Repeat each record exactly as written, and drop any images.

[Extracted records]
_ _ _

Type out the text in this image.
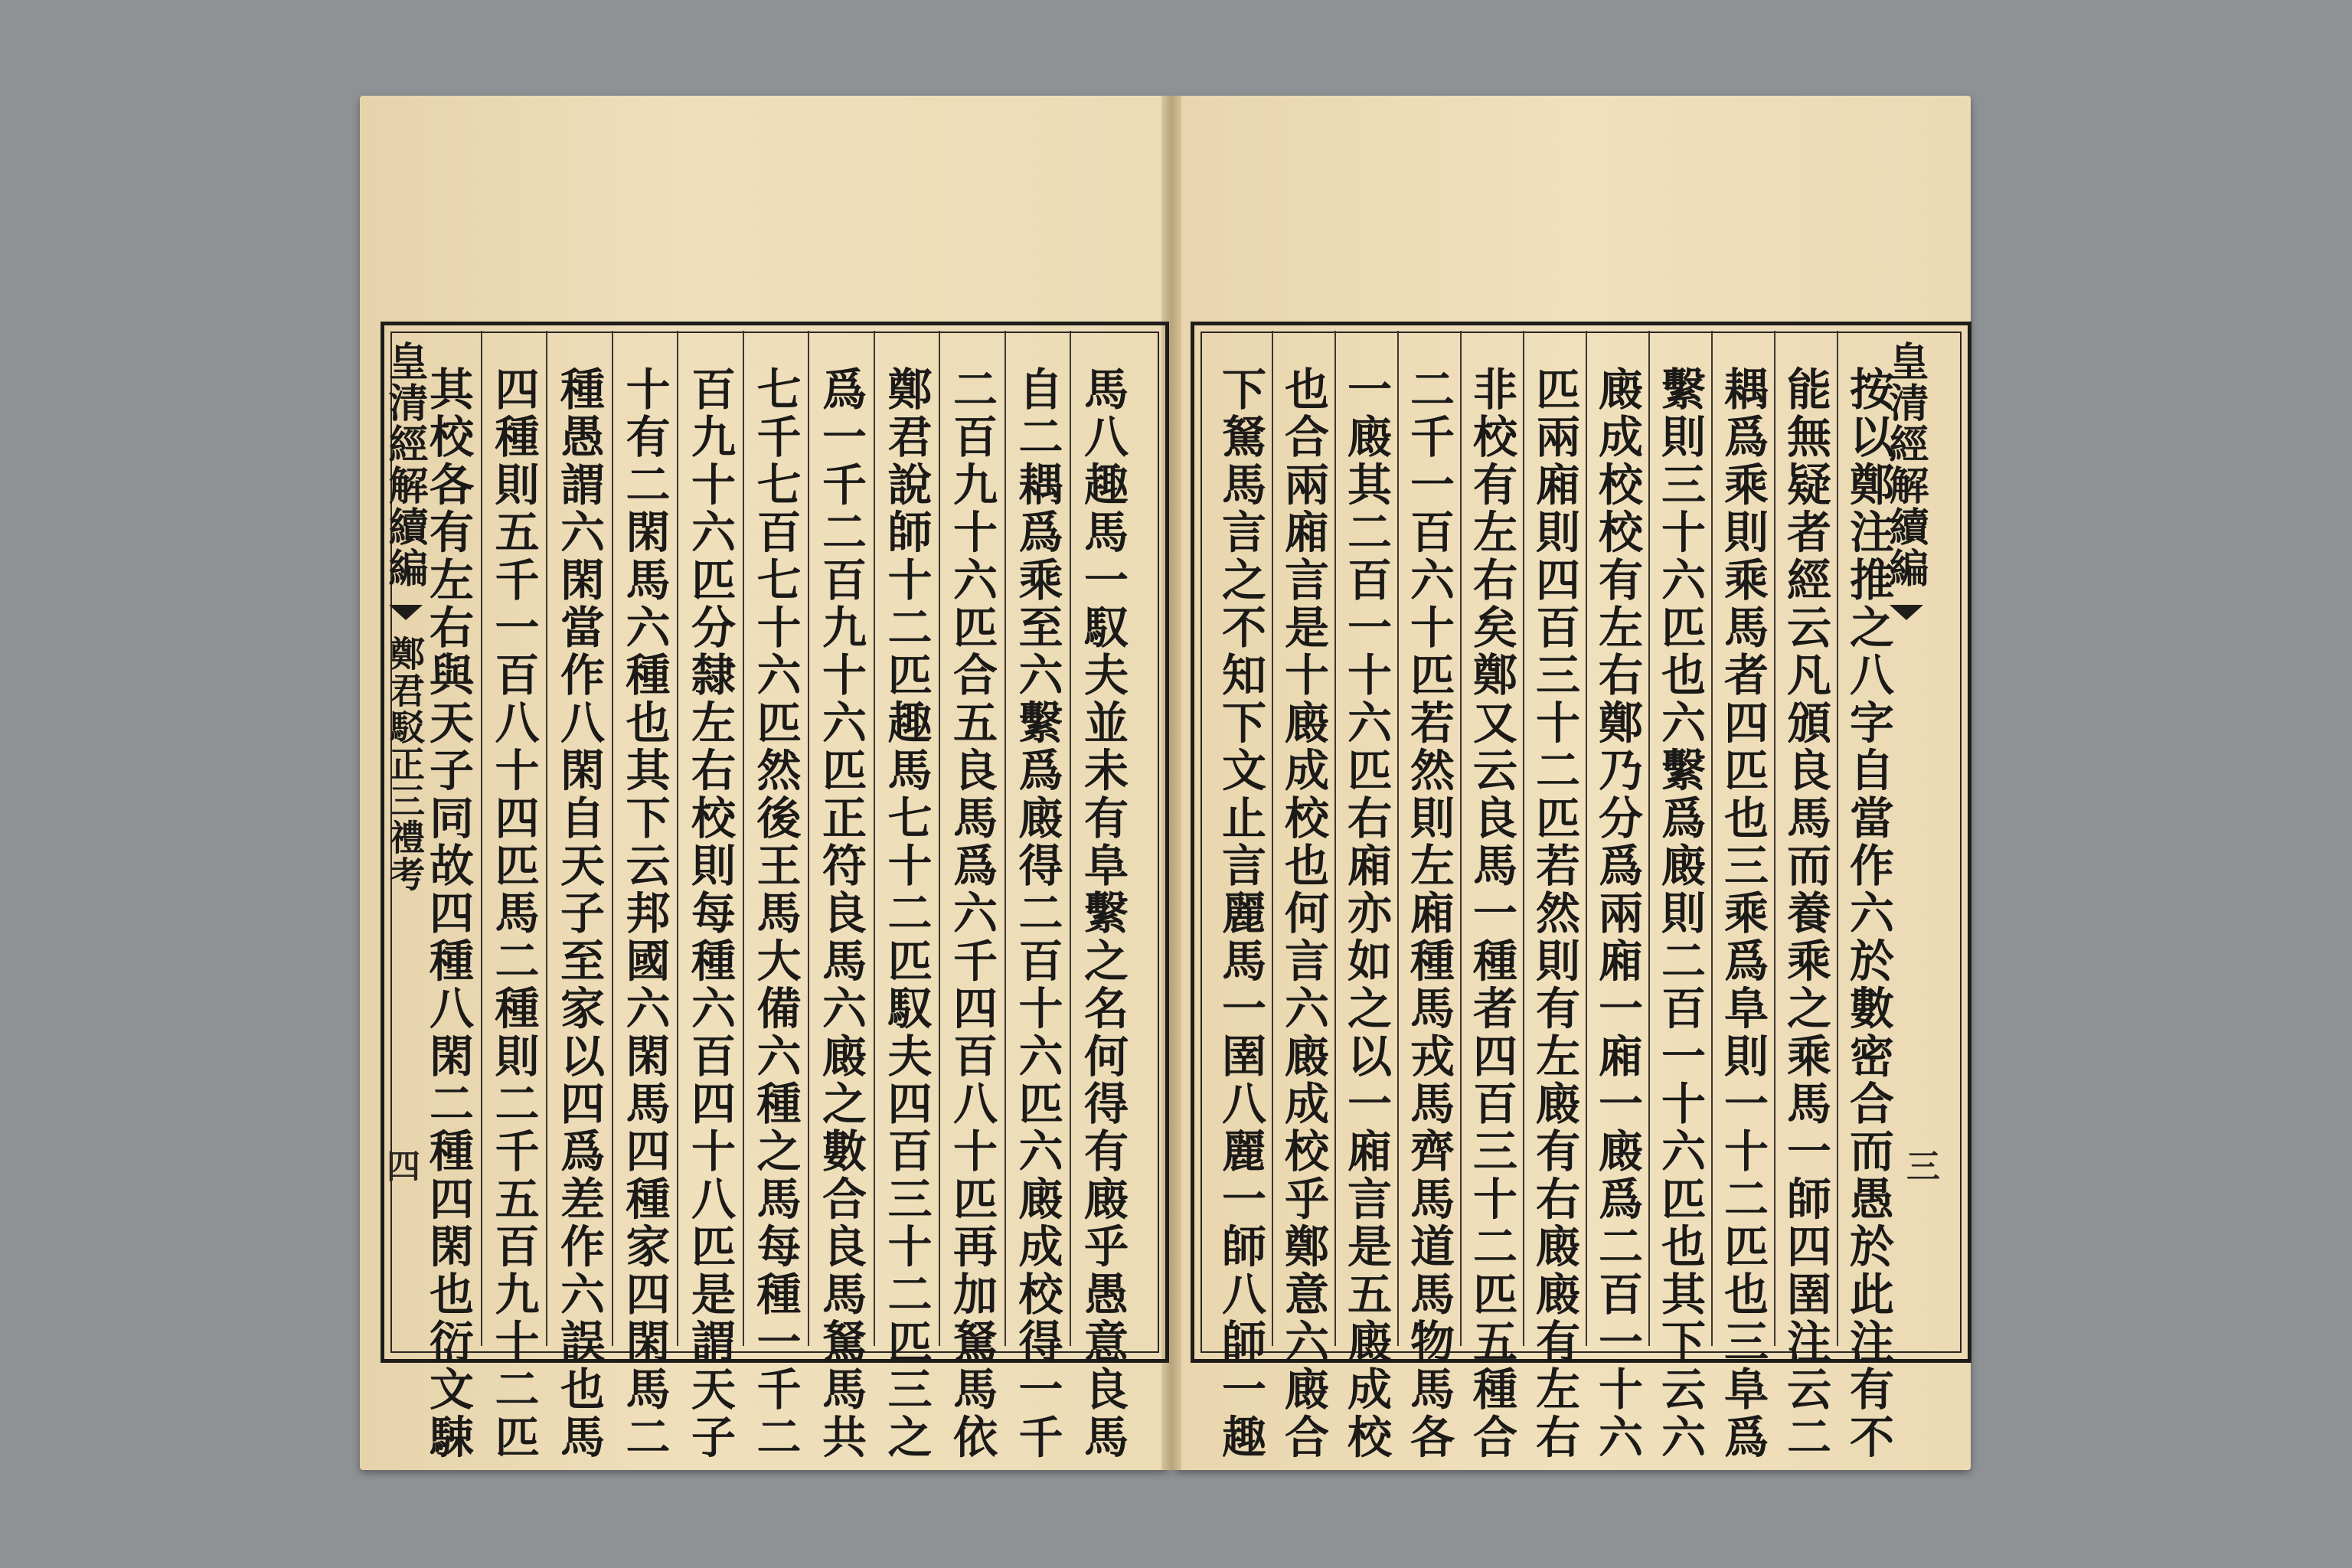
皇清經解續編
鄭君駁正三禮考
四
皇清經解續編
三
馬八趣馬一馭夫並未有阜繫之名何得有廄乎愚意良馬
自二耦爲乘至六繫爲廄得二百十六匹六廄成校得一千
二百九十六匹合五良馬爲六千四百八十匹再加駑馬依
鄭君說師十二匹趣馬七十二匹馭夫四百三十二匹三之
爲一千二百九十六匹正符良馬六廄之數合良馬駑馬共
七千七百七十六匹然後王馬大備六種之馬每種一千二
百九十六匹分隸左右校則每種六百四十八匹是謂天子
十有二閑馬六種也其下云邦國六閑馬四種家四閑馬二
種愚謂六閑當作八閑自天子至家以四爲差作六誤也馬
四種則五千一百八十四匹馬二種則二千五百九十二匹
其校各有左右與天子同故四種八閑二種四閑也衍文駷	按以鄭注推之八字自當作六於數密合而愚於此注有不
能無疑者經云凡頒良馬而養乘之乘馬一師四圉注云二
耦爲乘則乘馬者四匹也三乘爲阜則一十二匹也三阜爲
繫則三十六匹也六繫爲廄則二百一十六匹也其下云六
廄成校校有左右鄭乃分爲兩廂一廂一廄爲二百一十六
匹兩廂則四百三十二匹若然則有左廄有右廄廄有左右
非校有左右矣鄭又云良馬一種者四百三十二匹五種合
二千一百六十匹若然則左廂種馬戎馬齊馬道馬物馬各
一廄其二百一十六匹右廂亦如之以一廂言是五廄成校
也合兩廂言是十廄成校也何言六廄成校乎鄭意六廄合
下駑馬言之不知下文止言麗馬一圉八麗一師八師一趣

_ _ _

• [The answer]
Type out the text in this image.
皇清經解續編
鄭君駁正三禮考
四
皇清經解續編
三
馬八趣馬一馭夫並未有阜繫之名何得有廄乎愚意良馬
自二耦爲乘至六繫爲廄得二百十六匹六廄成校得一千
二百九十六匹合五良馬爲六千四百八十匹再加駑馬依
鄭君說師十二匹趣馬七十二匹馭夫四百三十二匹三之
爲一千二百九十六匹正符良馬六廄之數合良馬駑馬共
七千七百七十六匹然後王馬大備六種之馬每種一千二
百九十六匹分隸左右校則每種六百四十八匹是謂天子
十有二閑馬六種也其下云邦國六閑馬四種家四閑馬二
種愚謂六閑當作八閑自天子至家以四爲差作六誤也馬
四種則五千一百八十四匹馬二種則二千五百九十二匹
其校各有左右與天子同故四種八閑二種四閑也衍文駷	按以鄭注推之八字自當作六於數密合而愚於此注有不
能無疑者經云凡頒良馬而養乘之乘馬一師四圉注云二
耦爲乘則乘馬者四匹也三乘爲阜則一十二匹也三阜爲
繫則三十六匹也六繫爲廄則二百一十六匹也其下云六
廄成校校有左右鄭乃分爲兩廂一廂一廄爲二百一十六
匹兩廂則四百三十二匹若然則有左廄有右廄廄有左右
非校有左右矣鄭又云良馬一種者四百三十二匹五種合
二千一百六十匹若然則左廂種馬戎馬齊馬道馬物馬各
一廄其二百一十六匹右廂亦如之以一廂言是五廄成校
也合兩廂言是十廄成校也何言六廄成校乎鄭意六廄合
下駑馬言之不知下文止言麗馬一圉八麗一師八師一趣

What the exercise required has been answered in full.